**Aim of the task:** Locate each line holding the string "data" and copy it.
****************
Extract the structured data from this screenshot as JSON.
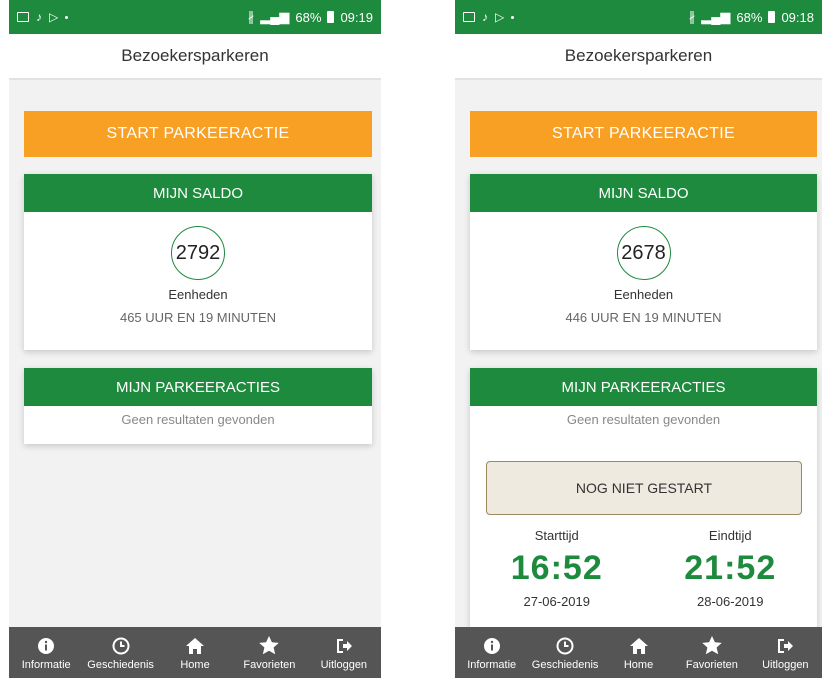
{
  "colors": {
    "brand_green": "#1e8a3d",
    "accent_orange": "#f7a024",
    "tabbar": "#555555"
  },
  "screens": [
    {
      "status": {
        "right_text": "68%",
        "time": "09:19"
      },
      "header_title": "Bezoekersparkeren",
      "start_button": "START PARKEERACTIE",
      "saldo": {
        "title": "MIJN SALDO",
        "value": "2792",
        "unit": "Eenheden",
        "duration": "465 UUR EN 19 MINUTEN"
      },
      "acties": {
        "title": "MIJN PARKEERACTIES",
        "empty": "Geen resultaten gevonden"
      },
      "tabs": [
        {
          "label": "Informatie",
          "icon": "info-icon"
        },
        {
          "label": "Geschiedenis",
          "icon": "clock-icon"
        },
        {
          "label": "Home",
          "icon": "home-icon"
        },
        {
          "label": "Favorieten",
          "icon": "star-icon"
        },
        {
          "label": "Uitloggen",
          "icon": "logout-icon"
        }
      ]
    },
    {
      "status": {
        "right_text": "68%",
        "time": "09:18"
      },
      "header_title": "Bezoekersparkeren",
      "start_button": "START PARKEERACTIE",
      "saldo": {
        "title": "MIJN SALDO",
        "value": "2678",
        "unit": "Eenheden",
        "duration": "446 UUR EN 19 MINUTEN"
      },
      "acties": {
        "title": "MIJN PARKEERACTIES",
        "empty": "Geen resultaten gevonden",
        "session": {
          "status_button": "NOG NIET GESTART",
          "start_label": "Starttijd",
          "start_time": "16:52",
          "start_date": "27-06-2019",
          "end_label": "Eindtijd",
          "end_time": "21:52",
          "end_date": "28-06-2019"
        }
      },
      "tabs": [
        {
          "label": "Informatie",
          "icon": "info-icon"
        },
        {
          "label": "Geschiedenis",
          "icon": "clock-icon"
        },
        {
          "label": "Home",
          "icon": "home-icon"
        },
        {
          "label": "Favorieten",
          "icon": "star-icon"
        },
        {
          "label": "Uitloggen",
          "icon": "logout-icon"
        }
      ]
    }
  ]
}
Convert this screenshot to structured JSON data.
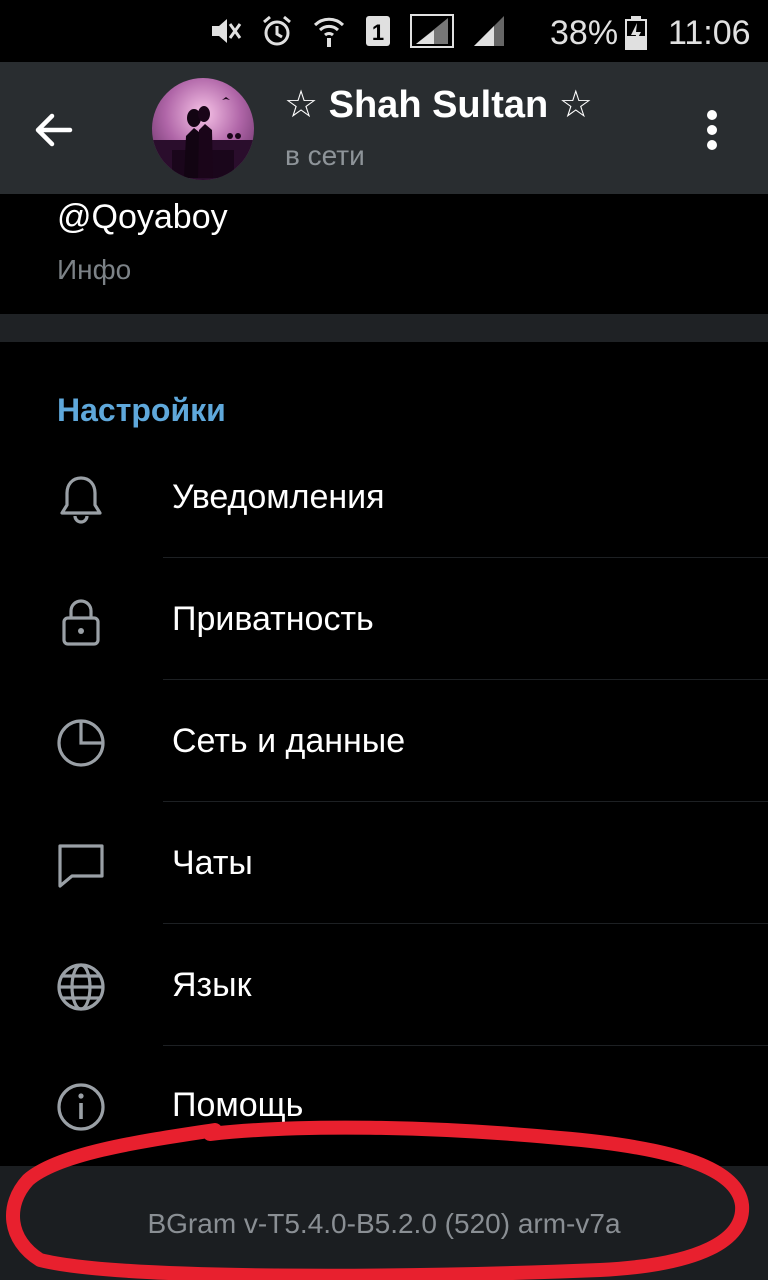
{
  "status_bar": {
    "battery_percent": "38%",
    "time": "11:06",
    "icons": [
      "mute-icon",
      "alarm-icon",
      "wifi-icon",
      "sim1-icon",
      "signal-icon",
      "signal-icon",
      "battery-charging-icon"
    ]
  },
  "header": {
    "title": "☆ Shah Sultan ☆",
    "subtitle": "в сети"
  },
  "profile": {
    "username": "@Qoyaboy",
    "username_label": "Инфо"
  },
  "settings": {
    "header": "Настройки",
    "items": [
      {
        "label": "Уведомления",
        "icon": "bell-icon"
      },
      {
        "label": "Приватность",
        "icon": "lock-icon"
      },
      {
        "label": "Сеть и данные",
        "icon": "data-usage-icon"
      },
      {
        "label": "Чаты",
        "icon": "chat-icon"
      },
      {
        "label": "Язык",
        "icon": "globe-icon"
      },
      {
        "label": "Помощь",
        "icon": "info-icon"
      }
    ]
  },
  "footer": {
    "version": "BGram v-T5.4.0-B5.2.0 (520) arm-v7a"
  },
  "colors": {
    "accent": "#5fa8db",
    "appbar": "#292d30",
    "annotation": "#e8202e"
  }
}
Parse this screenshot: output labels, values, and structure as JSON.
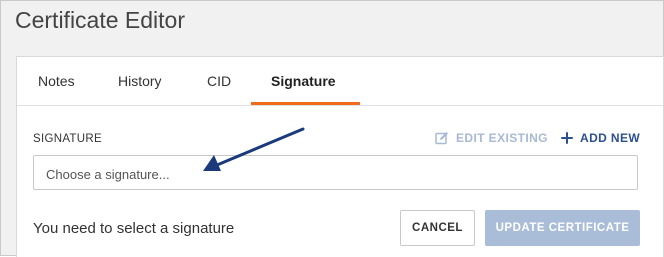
{
  "window": {
    "title": "Certificate Editor"
  },
  "tabs": [
    {
      "label": "Notes"
    },
    {
      "label": "History"
    },
    {
      "label": "CID"
    },
    {
      "label": "Signature"
    }
  ],
  "active_tab": "Signature",
  "signature": {
    "field_label": "SIGNATURE",
    "edit_existing_label": "EDIT EXISTING",
    "add_new_label": "ADD NEW",
    "select_placeholder": "Choose a signature..."
  },
  "footer": {
    "message": "You need to select a signature",
    "cancel_label": "CANCEL",
    "update_label": "UPDATE CERTIFICATE"
  },
  "colors": {
    "accent_tab": "#f26b1d",
    "link_primary": "#2c4f8f",
    "link_disabled": "#a8b9d3",
    "button_disabled": "#a9bdd8",
    "arrow": "#1a3a7c"
  },
  "icons": {
    "edit_existing": "pencil-square-icon",
    "add_new": "plus-icon",
    "annotation": "arrow-icon"
  }
}
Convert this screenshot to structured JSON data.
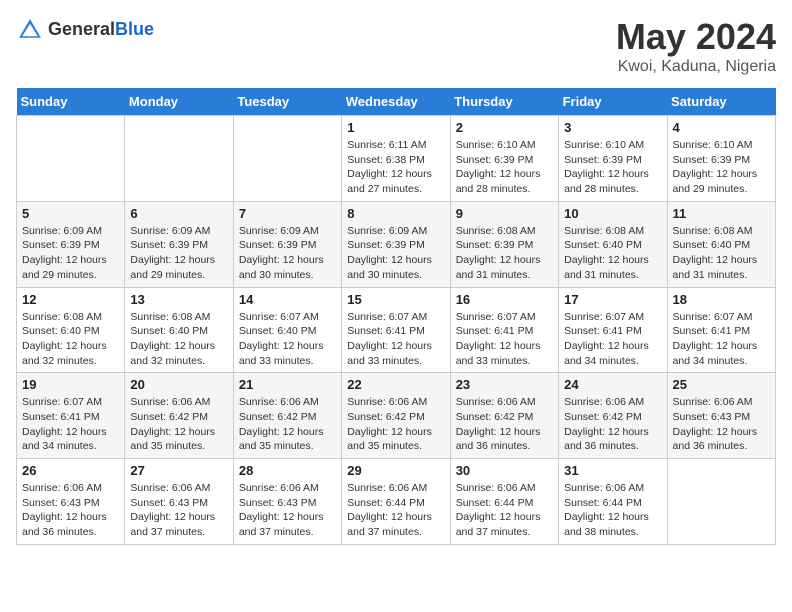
{
  "header": {
    "logo_general": "General",
    "logo_blue": "Blue",
    "month_year": "May 2024",
    "location": "Kwoi, Kaduna, Nigeria"
  },
  "days_of_week": [
    "Sunday",
    "Monday",
    "Tuesday",
    "Wednesday",
    "Thursday",
    "Friday",
    "Saturday"
  ],
  "weeks": [
    [
      {
        "day": "",
        "sunrise": "",
        "sunset": "",
        "daylight": ""
      },
      {
        "day": "",
        "sunrise": "",
        "sunset": "",
        "daylight": ""
      },
      {
        "day": "",
        "sunrise": "",
        "sunset": "",
        "daylight": ""
      },
      {
        "day": "1",
        "sunrise": "Sunrise: 6:11 AM",
        "sunset": "Sunset: 6:38 PM",
        "daylight": "Daylight: 12 hours and 27 minutes."
      },
      {
        "day": "2",
        "sunrise": "Sunrise: 6:10 AM",
        "sunset": "Sunset: 6:39 PM",
        "daylight": "Daylight: 12 hours and 28 minutes."
      },
      {
        "day": "3",
        "sunrise": "Sunrise: 6:10 AM",
        "sunset": "Sunset: 6:39 PM",
        "daylight": "Daylight: 12 hours and 28 minutes."
      },
      {
        "day": "4",
        "sunrise": "Sunrise: 6:10 AM",
        "sunset": "Sunset: 6:39 PM",
        "daylight": "Daylight: 12 hours and 29 minutes."
      }
    ],
    [
      {
        "day": "5",
        "sunrise": "Sunrise: 6:09 AM",
        "sunset": "Sunset: 6:39 PM",
        "daylight": "Daylight: 12 hours and 29 minutes."
      },
      {
        "day": "6",
        "sunrise": "Sunrise: 6:09 AM",
        "sunset": "Sunset: 6:39 PM",
        "daylight": "Daylight: 12 hours and 29 minutes."
      },
      {
        "day": "7",
        "sunrise": "Sunrise: 6:09 AM",
        "sunset": "Sunset: 6:39 PM",
        "daylight": "Daylight: 12 hours and 30 minutes."
      },
      {
        "day": "8",
        "sunrise": "Sunrise: 6:09 AM",
        "sunset": "Sunset: 6:39 PM",
        "daylight": "Daylight: 12 hours and 30 minutes."
      },
      {
        "day": "9",
        "sunrise": "Sunrise: 6:08 AM",
        "sunset": "Sunset: 6:39 PM",
        "daylight": "Daylight: 12 hours and 31 minutes."
      },
      {
        "day": "10",
        "sunrise": "Sunrise: 6:08 AM",
        "sunset": "Sunset: 6:40 PM",
        "daylight": "Daylight: 12 hours and 31 minutes."
      },
      {
        "day": "11",
        "sunrise": "Sunrise: 6:08 AM",
        "sunset": "Sunset: 6:40 PM",
        "daylight": "Daylight: 12 hours and 31 minutes."
      }
    ],
    [
      {
        "day": "12",
        "sunrise": "Sunrise: 6:08 AM",
        "sunset": "Sunset: 6:40 PM",
        "daylight": "Daylight: 12 hours and 32 minutes."
      },
      {
        "day": "13",
        "sunrise": "Sunrise: 6:08 AM",
        "sunset": "Sunset: 6:40 PM",
        "daylight": "Daylight: 12 hours and 32 minutes."
      },
      {
        "day": "14",
        "sunrise": "Sunrise: 6:07 AM",
        "sunset": "Sunset: 6:40 PM",
        "daylight": "Daylight: 12 hours and 33 minutes."
      },
      {
        "day": "15",
        "sunrise": "Sunrise: 6:07 AM",
        "sunset": "Sunset: 6:41 PM",
        "daylight": "Daylight: 12 hours and 33 minutes."
      },
      {
        "day": "16",
        "sunrise": "Sunrise: 6:07 AM",
        "sunset": "Sunset: 6:41 PM",
        "daylight": "Daylight: 12 hours and 33 minutes."
      },
      {
        "day": "17",
        "sunrise": "Sunrise: 6:07 AM",
        "sunset": "Sunset: 6:41 PM",
        "daylight": "Daylight: 12 hours and 34 minutes."
      },
      {
        "day": "18",
        "sunrise": "Sunrise: 6:07 AM",
        "sunset": "Sunset: 6:41 PM",
        "daylight": "Daylight: 12 hours and 34 minutes."
      }
    ],
    [
      {
        "day": "19",
        "sunrise": "Sunrise: 6:07 AM",
        "sunset": "Sunset: 6:41 PM",
        "daylight": "Daylight: 12 hours and 34 minutes."
      },
      {
        "day": "20",
        "sunrise": "Sunrise: 6:06 AM",
        "sunset": "Sunset: 6:42 PM",
        "daylight": "Daylight: 12 hours and 35 minutes."
      },
      {
        "day": "21",
        "sunrise": "Sunrise: 6:06 AM",
        "sunset": "Sunset: 6:42 PM",
        "daylight": "Daylight: 12 hours and 35 minutes."
      },
      {
        "day": "22",
        "sunrise": "Sunrise: 6:06 AM",
        "sunset": "Sunset: 6:42 PM",
        "daylight": "Daylight: 12 hours and 35 minutes."
      },
      {
        "day": "23",
        "sunrise": "Sunrise: 6:06 AM",
        "sunset": "Sunset: 6:42 PM",
        "daylight": "Daylight: 12 hours and 36 minutes."
      },
      {
        "day": "24",
        "sunrise": "Sunrise: 6:06 AM",
        "sunset": "Sunset: 6:42 PM",
        "daylight": "Daylight: 12 hours and 36 minutes."
      },
      {
        "day": "25",
        "sunrise": "Sunrise: 6:06 AM",
        "sunset": "Sunset: 6:43 PM",
        "daylight": "Daylight: 12 hours and 36 minutes."
      }
    ],
    [
      {
        "day": "26",
        "sunrise": "Sunrise: 6:06 AM",
        "sunset": "Sunset: 6:43 PM",
        "daylight": "Daylight: 12 hours and 36 minutes."
      },
      {
        "day": "27",
        "sunrise": "Sunrise: 6:06 AM",
        "sunset": "Sunset: 6:43 PM",
        "daylight": "Daylight: 12 hours and 37 minutes."
      },
      {
        "day": "28",
        "sunrise": "Sunrise: 6:06 AM",
        "sunset": "Sunset: 6:43 PM",
        "daylight": "Daylight: 12 hours and 37 minutes."
      },
      {
        "day": "29",
        "sunrise": "Sunrise: 6:06 AM",
        "sunset": "Sunset: 6:44 PM",
        "daylight": "Daylight: 12 hours and 37 minutes."
      },
      {
        "day": "30",
        "sunrise": "Sunrise: 6:06 AM",
        "sunset": "Sunset: 6:44 PM",
        "daylight": "Daylight: 12 hours and 37 minutes."
      },
      {
        "day": "31",
        "sunrise": "Sunrise: 6:06 AM",
        "sunset": "Sunset: 6:44 PM",
        "daylight": "Daylight: 12 hours and 38 minutes."
      },
      {
        "day": "",
        "sunrise": "",
        "sunset": "",
        "daylight": ""
      }
    ]
  ]
}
****************
**Completed task:**
Extract the structured data from this screenshot as JSON.
Convert this screenshot to structured JSON data.
        "icon": "data-usage-icon"
Convert this screenshot to structured JSON data.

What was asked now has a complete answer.